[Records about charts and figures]
· · ·
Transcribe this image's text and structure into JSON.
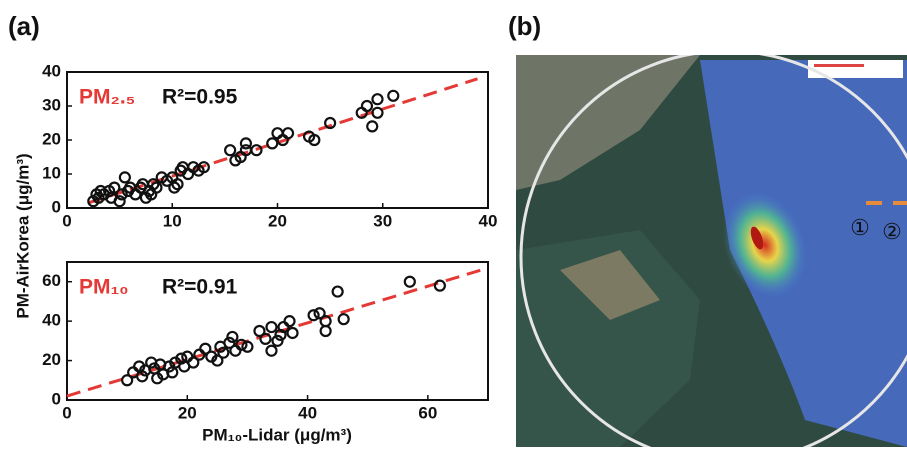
{
  "panels": [
    "(a)",
    "(b)"
  ],
  "map": {
    "markers": [
      "①",
      "②"
    ]
  },
  "chart_data": [
    {
      "type": "scatter",
      "ylabel": "PM-AirKorea (μg/m³)",
      "annotations": [
        {
          "text": "PM₂.₅",
          "color": "#e53935"
        },
        {
          "text": "R²=0.95",
          "color": "#111111"
        }
      ],
      "color": "#111111",
      "x": [
        2.5,
        2.8,
        3,
        3.2,
        3.5,
        4,
        4.2,
        4.5,
        5,
        5.2,
        5.5,
        5.8,
        6,
        6.5,
        7,
        7.2,
        7.5,
        7.8,
        8,
        8.2,
        8.5,
        9,
        9.5,
        10,
        10.2,
        10.5,
        10.8,
        11,
        11.5,
        12,
        12.5,
        13,
        15.5,
        16,
        16.5,
        17,
        17,
        18,
        19.5,
        20,
        20.5,
        21,
        23,
        23.5,
        25,
        28,
        28.5,
        29,
        29.5,
        29.5,
        31
      ],
      "values": [
        2,
        4,
        3,
        5,
        4,
        5,
        3,
        6,
        2,
        4,
        9,
        5,
        6,
        4,
        6,
        7,
        3,
        5,
        4,
        7,
        6,
        9,
        8,
        9,
        6,
        7,
        11,
        12,
        10,
        12,
        11,
        12,
        17,
        14,
        15,
        17,
        19,
        17,
        19,
        22,
        20,
        22,
        21,
        20,
        25,
        28,
        30,
        24,
        28,
        32,
        33
      ],
      "fit_line": {
        "x": [
          2,
          39
        ],
        "y": [
          1.5,
          38
        ],
        "color": "#e53935"
      },
      "xlim": [
        0,
        40
      ],
      "xticks": [
        0,
        10,
        20,
        30,
        40
      ],
      "ylim": [
        0,
        40
      ],
      "yticks": [
        0,
        10,
        20,
        30,
        40
      ]
    },
    {
      "type": "scatter",
      "xlabel": "PM₁₀-Lidar (μg/m³)",
      "annotations": [
        {
          "text": "PM₁₀",
          "color": "#e53935"
        },
        {
          "text": "R²=0.91",
          "color": "#111111"
        }
      ],
      "color": "#111111",
      "x": [
        10,
        11,
        12,
        12.5,
        13,
        14,
        14.5,
        15,
        15.5,
        16,
        17,
        17.5,
        18,
        19,
        19.5,
        20,
        21,
        22,
        23,
        24,
        25,
        25.5,
        26,
        27,
        27.5,
        28,
        29,
        30,
        32,
        33,
        34,
        34,
        35,
        35.5,
        36,
        37,
        37.5,
        41,
        42,
        43,
        43,
        45,
        46,
        57,
        62
      ],
      "values": [
        10,
        14,
        17,
        12,
        15,
        19,
        16,
        11,
        18,
        13,
        17,
        14,
        19,
        21,
        17,
        22,
        19,
        23,
        26,
        22,
        20,
        27,
        24,
        29,
        32,
        25,
        28,
        27,
        35,
        31,
        37,
        25,
        30,
        33,
        37,
        40,
        34,
        43,
        44,
        35,
        40,
        55,
        41,
        60,
        58
      ],
      "fit_line": {
        "x": [
          0,
          70
        ],
        "y": [
          2,
          67
        ],
        "color": "#e53935"
      },
      "xlim": [
        0,
        70
      ],
      "xticks": [
        0,
        20,
        40,
        60
      ],
      "ylim": [
        0,
        70
      ],
      "yticks": [
        0,
        20,
        40,
        60
      ]
    }
  ]
}
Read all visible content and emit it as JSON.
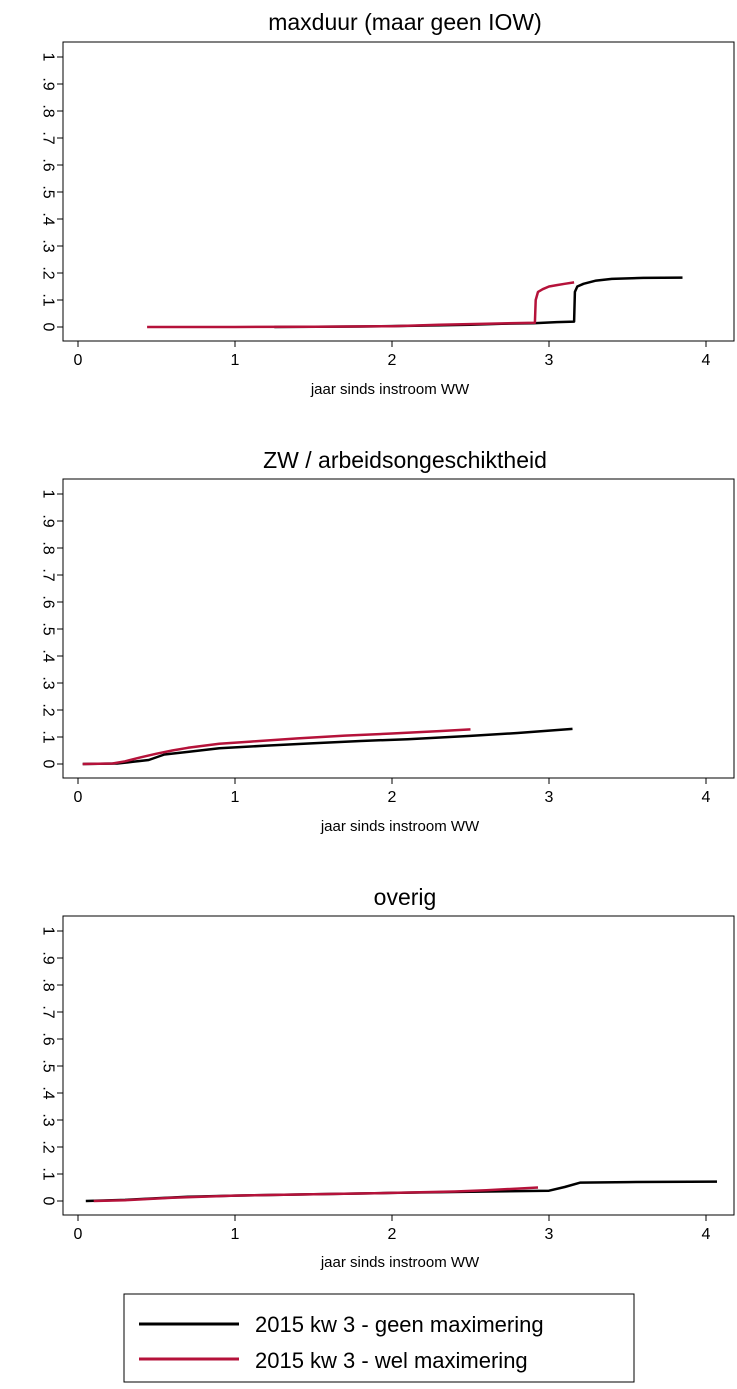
· · ·
**Problem statement**
Look through the lines above and collect those with the word "text".

**Complete output**
Transcribe this image's text and structure into JSON.
          "text": "PM₂.₅",
          "text": "R²=0.95",
          "text": "PM₁₀",
          "text": "R²=0.91",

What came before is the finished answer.